■ **Work to complete**
All of the data below must be repeated exactly.
----- Data listing -----
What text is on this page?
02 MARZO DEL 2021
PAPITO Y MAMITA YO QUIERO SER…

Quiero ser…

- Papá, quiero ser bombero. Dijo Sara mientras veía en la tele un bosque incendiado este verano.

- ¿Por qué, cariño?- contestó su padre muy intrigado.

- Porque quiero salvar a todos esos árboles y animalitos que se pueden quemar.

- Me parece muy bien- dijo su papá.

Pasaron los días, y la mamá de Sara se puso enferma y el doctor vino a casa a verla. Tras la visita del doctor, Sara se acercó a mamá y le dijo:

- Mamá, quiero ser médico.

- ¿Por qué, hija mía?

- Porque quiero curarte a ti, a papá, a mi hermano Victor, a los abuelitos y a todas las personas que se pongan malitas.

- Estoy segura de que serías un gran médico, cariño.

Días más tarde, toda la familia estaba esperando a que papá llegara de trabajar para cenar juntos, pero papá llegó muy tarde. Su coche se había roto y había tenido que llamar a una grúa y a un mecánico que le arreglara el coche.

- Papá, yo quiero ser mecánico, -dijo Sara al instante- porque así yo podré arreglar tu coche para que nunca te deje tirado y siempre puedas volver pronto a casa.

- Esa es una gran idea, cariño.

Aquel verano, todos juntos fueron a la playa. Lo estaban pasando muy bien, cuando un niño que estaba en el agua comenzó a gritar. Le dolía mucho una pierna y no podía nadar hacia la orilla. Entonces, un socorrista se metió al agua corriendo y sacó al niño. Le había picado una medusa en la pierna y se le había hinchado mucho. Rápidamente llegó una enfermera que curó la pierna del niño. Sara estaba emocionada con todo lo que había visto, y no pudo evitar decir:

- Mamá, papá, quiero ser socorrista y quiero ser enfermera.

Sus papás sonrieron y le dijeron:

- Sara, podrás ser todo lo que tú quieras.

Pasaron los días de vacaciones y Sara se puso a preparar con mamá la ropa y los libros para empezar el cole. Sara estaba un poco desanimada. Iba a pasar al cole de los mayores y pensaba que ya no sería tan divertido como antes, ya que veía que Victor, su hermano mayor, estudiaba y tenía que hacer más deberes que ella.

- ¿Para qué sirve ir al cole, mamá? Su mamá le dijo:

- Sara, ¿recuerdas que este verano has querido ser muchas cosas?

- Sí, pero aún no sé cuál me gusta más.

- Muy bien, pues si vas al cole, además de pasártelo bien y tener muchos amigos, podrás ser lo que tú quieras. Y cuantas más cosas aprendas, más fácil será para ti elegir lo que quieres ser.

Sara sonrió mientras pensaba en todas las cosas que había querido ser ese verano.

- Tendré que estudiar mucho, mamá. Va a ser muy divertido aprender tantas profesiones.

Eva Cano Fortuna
-----
■ **The reply**
What text is on this page?
02 MARZO DEL 2021
PAPITO Y MAMITA YO QUIERO SER…

Quiero ser…

- Papá, quiero ser bombero. Dijo Sara mientras veía en la tele un bosque incendiado este verano.

- ¿Por qué, cariño?- contestó su padre muy intrigado.

- Porque quiero salvar a todos esos árboles y animalitos que se pueden quemar.

- Me parece muy bien- dijo su papá.

Pasaron los días, y la mamá de Sara se puso enferma y el doctor vino a casa a verla. Tras la visita del doctor, Sara se acercó a mamá y le dijo:

- Mamá, quiero ser médico.

- ¿Por qué, hija mía?

- Porque quiero curarte a ti, a papá, a mi hermano Victor, a los abuelitos y a todas las personas que se pongan malitas.

- Estoy segura de que serías un gran médico, cariño.

Días más tarde, toda la familia estaba esperando a que papá llegara de trabajar para cenar juntos, pero papá llegó muy tarde. Su coche se había roto y había tenido que llamar a una grúa y a un mecánico que le arreglara el coche.

- Papá, yo quiero ser mecánico, -dijo Sara al instante- porque así yo podré arreglar tu coche para que nunca te deje tirado y siempre puedas volver pronto a casa.

- Esa es una gran idea, cariño.

Aquel verano, todos juntos fueron a la playa. Lo estaban pasando muy bien, cuando un niño que estaba en el agua comenzó a gritar. Le dolía mucho una pierna y no podía nadar hacia la orilla. Entonces, un socorrista se metió al agua corriendo y sacó al niño. Le había picado una medusa en la pierna y se le había hinchado mucho. Rápidamente llegó una enfermera que curó la pierna del niño. Sara estaba emocionada con todo lo que había visto, y no pudo evitar decir:

- Mamá, papá, quiero ser socorrista y quiero ser enfermera.

Sus papás sonrieron y le dijeron:

- Sara, podrás ser todo lo que tú quieras.

Pasaron los días de vacaciones y Sara se puso a preparar con mamá la ropa y los libros para empezar el cole. Sara estaba un poco desanimada. Iba a pasar al cole de los mayores y pensaba que ya no sería tan divertido como antes, ya que veía que Victor, su hermano mayor, estudiaba y tenía que hacer más deberes que ella.

- ¿Para qué sirve ir al cole, mamá? Su mamá le dijo:

- Sara, ¿recuerdas que este verano has querido ser muchas cosas?

- Sí, pero aún no sé cuál me gusta más.

- Muy bien, pues si vas al cole, además de pasártelo bien y tener muchos amigos, podrás ser lo que tú quieras. Y cuantas más cosas aprendas, más fácil será para ti elegir lo que quieres ser.

Sara sonrió mientras pensaba en todas las cosas que había querido ser ese verano.

- Tendré que estudiar mucho, mamá. Va a ser muy divertido aprender tantas profesiones.

Eva Cano Fortuna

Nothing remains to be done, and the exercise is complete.